◆ Objective:
Pick out every line of the entries below where "data" occurs, and copy those lines.

◆ Information shown:
○ ○ ○ ○ ○ ○ ○

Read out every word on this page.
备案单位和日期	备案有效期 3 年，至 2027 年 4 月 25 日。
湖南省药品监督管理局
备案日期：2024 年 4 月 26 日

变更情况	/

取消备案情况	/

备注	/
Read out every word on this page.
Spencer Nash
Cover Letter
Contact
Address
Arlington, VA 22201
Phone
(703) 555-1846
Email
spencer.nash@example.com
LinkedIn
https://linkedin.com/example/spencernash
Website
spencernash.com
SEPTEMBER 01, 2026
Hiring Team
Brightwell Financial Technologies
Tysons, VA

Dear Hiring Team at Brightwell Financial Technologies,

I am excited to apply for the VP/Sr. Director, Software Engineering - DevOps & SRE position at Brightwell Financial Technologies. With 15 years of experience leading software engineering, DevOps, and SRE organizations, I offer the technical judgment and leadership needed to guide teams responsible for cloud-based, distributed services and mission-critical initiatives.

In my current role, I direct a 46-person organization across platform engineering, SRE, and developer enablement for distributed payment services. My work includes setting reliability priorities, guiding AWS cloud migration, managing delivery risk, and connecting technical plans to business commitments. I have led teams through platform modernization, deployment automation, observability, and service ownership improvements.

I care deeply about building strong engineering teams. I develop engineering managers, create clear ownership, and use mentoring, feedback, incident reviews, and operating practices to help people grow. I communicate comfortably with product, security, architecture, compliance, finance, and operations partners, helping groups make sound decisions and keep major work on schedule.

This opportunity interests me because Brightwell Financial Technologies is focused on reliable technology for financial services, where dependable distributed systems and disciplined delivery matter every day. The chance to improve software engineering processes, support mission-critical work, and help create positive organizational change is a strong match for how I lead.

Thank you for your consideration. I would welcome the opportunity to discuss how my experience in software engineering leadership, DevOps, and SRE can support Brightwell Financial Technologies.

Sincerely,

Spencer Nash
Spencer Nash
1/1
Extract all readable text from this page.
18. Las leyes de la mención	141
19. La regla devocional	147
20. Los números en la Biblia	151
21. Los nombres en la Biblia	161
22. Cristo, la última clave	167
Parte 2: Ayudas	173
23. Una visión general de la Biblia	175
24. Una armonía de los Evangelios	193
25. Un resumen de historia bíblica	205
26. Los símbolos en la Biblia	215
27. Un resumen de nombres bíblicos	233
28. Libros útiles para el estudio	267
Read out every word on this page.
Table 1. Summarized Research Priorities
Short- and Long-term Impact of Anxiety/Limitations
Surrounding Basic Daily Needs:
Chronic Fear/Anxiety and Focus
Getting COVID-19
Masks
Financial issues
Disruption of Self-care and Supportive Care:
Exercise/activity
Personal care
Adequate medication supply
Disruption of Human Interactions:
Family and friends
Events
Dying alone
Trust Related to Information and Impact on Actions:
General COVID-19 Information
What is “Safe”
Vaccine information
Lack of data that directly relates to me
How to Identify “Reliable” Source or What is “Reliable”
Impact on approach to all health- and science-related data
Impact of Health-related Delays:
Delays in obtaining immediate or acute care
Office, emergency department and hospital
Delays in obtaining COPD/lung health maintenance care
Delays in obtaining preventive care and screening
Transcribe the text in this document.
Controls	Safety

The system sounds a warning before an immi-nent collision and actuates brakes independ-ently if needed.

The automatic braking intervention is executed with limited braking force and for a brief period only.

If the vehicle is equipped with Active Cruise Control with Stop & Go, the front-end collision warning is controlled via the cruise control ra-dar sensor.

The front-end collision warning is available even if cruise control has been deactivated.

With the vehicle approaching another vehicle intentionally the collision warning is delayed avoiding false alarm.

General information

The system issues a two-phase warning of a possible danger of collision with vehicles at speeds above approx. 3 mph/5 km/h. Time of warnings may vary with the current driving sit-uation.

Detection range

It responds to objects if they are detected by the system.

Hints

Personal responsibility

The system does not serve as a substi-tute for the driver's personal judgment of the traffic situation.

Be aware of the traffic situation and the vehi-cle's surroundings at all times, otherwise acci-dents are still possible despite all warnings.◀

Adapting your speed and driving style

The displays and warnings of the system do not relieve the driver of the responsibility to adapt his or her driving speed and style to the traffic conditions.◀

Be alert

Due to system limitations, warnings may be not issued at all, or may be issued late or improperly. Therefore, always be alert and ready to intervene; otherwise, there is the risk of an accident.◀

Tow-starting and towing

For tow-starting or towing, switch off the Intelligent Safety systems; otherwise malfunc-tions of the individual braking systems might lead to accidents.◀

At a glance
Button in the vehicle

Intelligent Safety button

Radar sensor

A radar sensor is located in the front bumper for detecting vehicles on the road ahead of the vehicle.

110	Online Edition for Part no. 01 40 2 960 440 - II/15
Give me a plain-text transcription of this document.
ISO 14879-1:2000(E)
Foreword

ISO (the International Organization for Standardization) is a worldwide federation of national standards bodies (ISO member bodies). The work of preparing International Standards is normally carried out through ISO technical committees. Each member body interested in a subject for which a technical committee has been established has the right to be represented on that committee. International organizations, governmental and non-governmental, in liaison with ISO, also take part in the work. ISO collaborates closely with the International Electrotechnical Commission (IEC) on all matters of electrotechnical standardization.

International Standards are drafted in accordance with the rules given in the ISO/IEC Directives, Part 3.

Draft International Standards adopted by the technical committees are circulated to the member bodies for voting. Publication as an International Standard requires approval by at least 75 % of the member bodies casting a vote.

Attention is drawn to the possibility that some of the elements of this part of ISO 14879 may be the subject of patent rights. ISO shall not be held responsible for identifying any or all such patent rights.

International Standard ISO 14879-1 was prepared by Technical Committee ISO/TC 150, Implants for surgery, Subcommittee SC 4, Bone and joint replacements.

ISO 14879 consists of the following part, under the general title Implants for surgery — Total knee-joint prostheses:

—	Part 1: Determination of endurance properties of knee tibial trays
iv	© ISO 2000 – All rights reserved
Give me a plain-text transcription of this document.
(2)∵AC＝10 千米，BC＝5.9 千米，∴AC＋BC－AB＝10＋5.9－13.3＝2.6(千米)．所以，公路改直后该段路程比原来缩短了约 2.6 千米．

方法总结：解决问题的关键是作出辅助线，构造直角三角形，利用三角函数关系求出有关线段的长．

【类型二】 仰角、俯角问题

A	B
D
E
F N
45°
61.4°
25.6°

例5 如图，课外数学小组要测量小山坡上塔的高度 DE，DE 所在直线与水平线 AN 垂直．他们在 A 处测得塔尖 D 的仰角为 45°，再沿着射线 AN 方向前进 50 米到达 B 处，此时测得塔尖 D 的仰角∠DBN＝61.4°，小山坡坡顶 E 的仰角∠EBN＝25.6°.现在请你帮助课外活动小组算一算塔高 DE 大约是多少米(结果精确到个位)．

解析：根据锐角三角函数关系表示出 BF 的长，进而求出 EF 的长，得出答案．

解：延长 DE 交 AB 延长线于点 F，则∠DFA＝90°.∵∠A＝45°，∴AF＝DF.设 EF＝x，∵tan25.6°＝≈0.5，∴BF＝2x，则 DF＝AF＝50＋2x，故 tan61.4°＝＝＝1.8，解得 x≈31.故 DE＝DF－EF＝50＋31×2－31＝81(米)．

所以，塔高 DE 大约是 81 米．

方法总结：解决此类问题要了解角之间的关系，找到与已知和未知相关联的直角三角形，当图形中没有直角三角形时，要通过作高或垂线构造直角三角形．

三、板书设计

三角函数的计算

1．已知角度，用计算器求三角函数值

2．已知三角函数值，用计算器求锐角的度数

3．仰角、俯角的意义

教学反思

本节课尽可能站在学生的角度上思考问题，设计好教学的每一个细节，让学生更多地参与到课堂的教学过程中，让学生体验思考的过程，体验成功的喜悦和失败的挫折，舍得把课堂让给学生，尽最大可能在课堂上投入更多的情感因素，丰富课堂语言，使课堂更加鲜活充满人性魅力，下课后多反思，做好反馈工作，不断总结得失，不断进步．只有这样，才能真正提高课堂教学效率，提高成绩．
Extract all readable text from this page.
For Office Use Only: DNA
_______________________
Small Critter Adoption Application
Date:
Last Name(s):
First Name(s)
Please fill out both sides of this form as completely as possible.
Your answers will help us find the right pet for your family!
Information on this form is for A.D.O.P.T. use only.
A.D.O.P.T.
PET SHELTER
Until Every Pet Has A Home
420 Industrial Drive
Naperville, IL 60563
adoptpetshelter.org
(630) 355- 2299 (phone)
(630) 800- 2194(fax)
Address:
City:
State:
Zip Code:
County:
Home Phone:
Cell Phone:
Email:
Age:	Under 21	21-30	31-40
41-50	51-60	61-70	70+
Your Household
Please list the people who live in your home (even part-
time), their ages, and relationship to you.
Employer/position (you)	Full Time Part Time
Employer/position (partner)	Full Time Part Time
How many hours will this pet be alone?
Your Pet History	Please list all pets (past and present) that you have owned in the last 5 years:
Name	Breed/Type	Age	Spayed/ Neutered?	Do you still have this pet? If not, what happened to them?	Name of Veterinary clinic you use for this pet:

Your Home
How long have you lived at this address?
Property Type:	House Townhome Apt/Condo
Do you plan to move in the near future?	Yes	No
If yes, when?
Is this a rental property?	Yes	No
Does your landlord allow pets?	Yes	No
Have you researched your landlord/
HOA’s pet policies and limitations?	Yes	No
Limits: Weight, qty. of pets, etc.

○ ○ ○ ○ ○ ○ ○

◆ Answer to the exercise:
Lack of data that directly relates to me
Impact on approach to all health- and science-related data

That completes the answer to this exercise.